* [WHAT IS BEING ASKED]: Every line below that contains "JSON" is to be copied.

* [GIVEN ENTRIES]:
>> Begin

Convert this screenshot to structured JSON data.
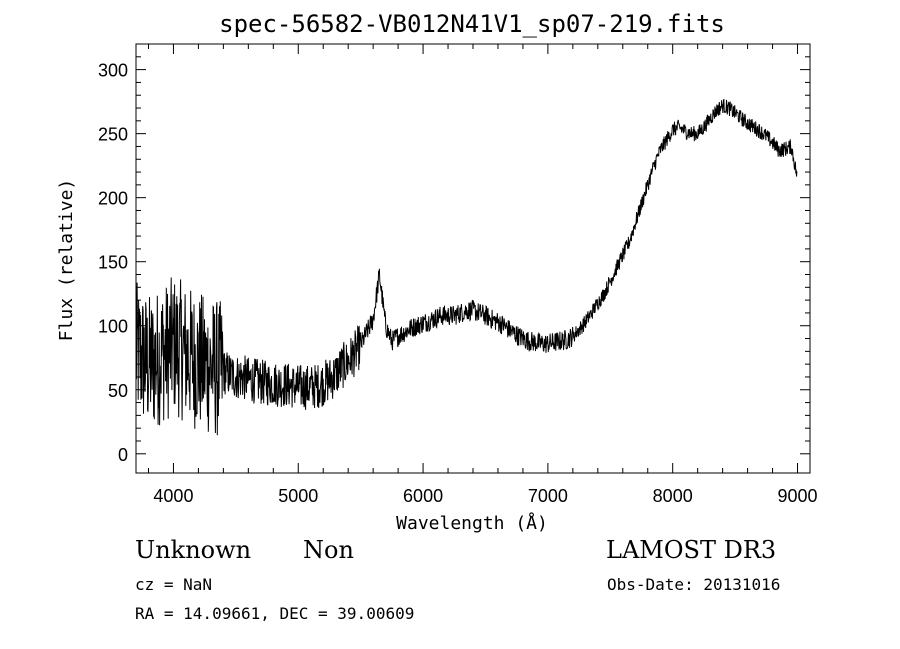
{
  "chart_data": {
    "type": "line",
    "title": "spec-56582-VB012N41V1_sp07-219.fits",
    "xlabel": "Wavelength (Å)",
    "ylabel": "Flux (relative)",
    "xlim": [
      3700,
      9100
    ],
    "ylim": [
      -15,
      320
    ],
    "xticks": [
      4000,
      5000,
      6000,
      7000,
      8000,
      9000
    ],
    "yticks": [
      0,
      50,
      100,
      150,
      200,
      250,
      300
    ],
    "grid": false,
    "series": [
      {
        "x": [
          3700,
          3750,
          3800,
          3850,
          3900,
          3950,
          4000,
          4050,
          4100,
          4150,
          4200,
          4250,
          4300,
          4350,
          4400,
          4450,
          4500,
          4550,
          4600,
          4650,
          4700,
          4750,
          4800,
          4850,
          4900,
          4950,
          5000,
          5050,
          5100,
          5150,
          5200,
          5250,
          5300,
          5350,
          5400,
          5450,
          5500,
          5550,
          5600,
          5650,
          5700,
          5750,
          5800,
          5850,
          5900,
          5950,
          6000,
          6050,
          6100,
          6150,
          6200,
          6250,
          6300,
          6350,
          6400,
          6450,
          6500,
          6550,
          6600,
          6650,
          6700,
          6750,
          6800,
          6850,
          6900,
          6950,
          7000,
          7050,
          7100,
          7150,
          7200,
          7250,
          7300,
          7350,
          7400,
          7450,
          7500,
          7550,
          7600,
          7650,
          7700,
          7750,
          7800,
          7850,
          7900,
          7950,
          8000,
          8050,
          8100,
          8150,
          8200,
          8250,
          8300,
          8350,
          8400,
          8450,
          8500,
          8550,
          8600,
          8650,
          8700,
          8750,
          8800,
          8850,
          8900,
          8950,
          9000
        ],
        "y": [
          80,
          75,
          70,
          72,
          78,
          80,
          85,
          82,
          78,
          75,
          72,
          70,
          68,
          66,
          64,
          62,
          60,
          60,
          58,
          57,
          56,
          55,
          55,
          54,
          54,
          53,
          52,
          52,
          52,
          53,
          55,
          58,
          62,
          68,
          72,
          78,
          85,
          95,
          105,
          140,
          100,
          88,
          92,
          95,
          98,
          100,
          102,
          104,
          106,
          108,
          108,
          108,
          110,
          112,
          112,
          110,
          108,
          105,
          103,
          100,
          96,
          93,
          90,
          88,
          87,
          86,
          86,
          87,
          88,
          89,
          92,
          97,
          103,
          110,
          118,
          125,
          135,
          145,
          155,
          165,
          180,
          195,
          210,
          225,
          237,
          245,
          253,
          255,
          252,
          250,
          250,
          255,
          262,
          268,
          272,
          270,
          266,
          262,
          258,
          255,
          252,
          248,
          243,
          237,
          238,
          240,
          215
        ]
      }
    ]
  },
  "meta": {
    "object_type": "Unknown",
    "subclass": "Non",
    "survey": "LAMOST DR3",
    "cz": "cz = NaN",
    "obs_date": "Obs-Date: 20131016",
    "radec": "RA =  14.09661, DEC =  39.00609"
  }
}
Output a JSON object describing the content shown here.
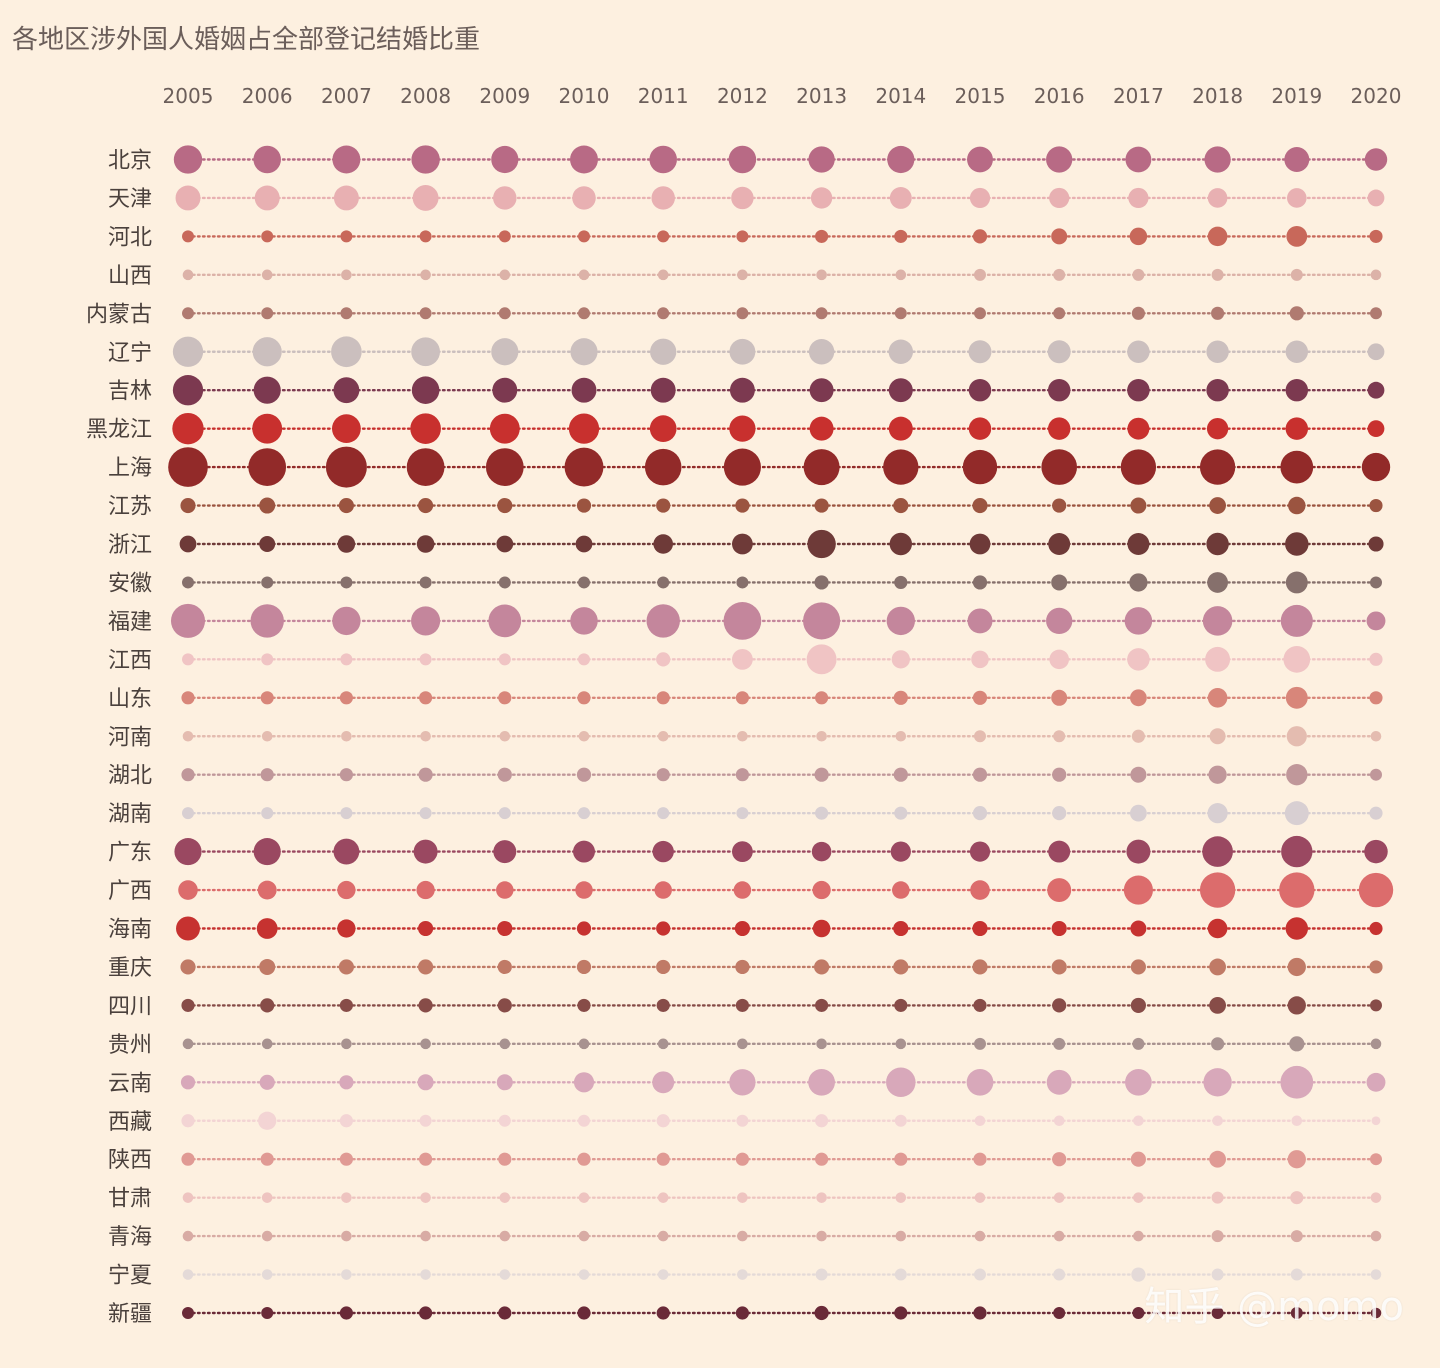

>> End

* [RESPONSE TO THIS EXERCISE]:
Convert this screenshot to structured JSON data.
Output a JSON object describing the content shown here.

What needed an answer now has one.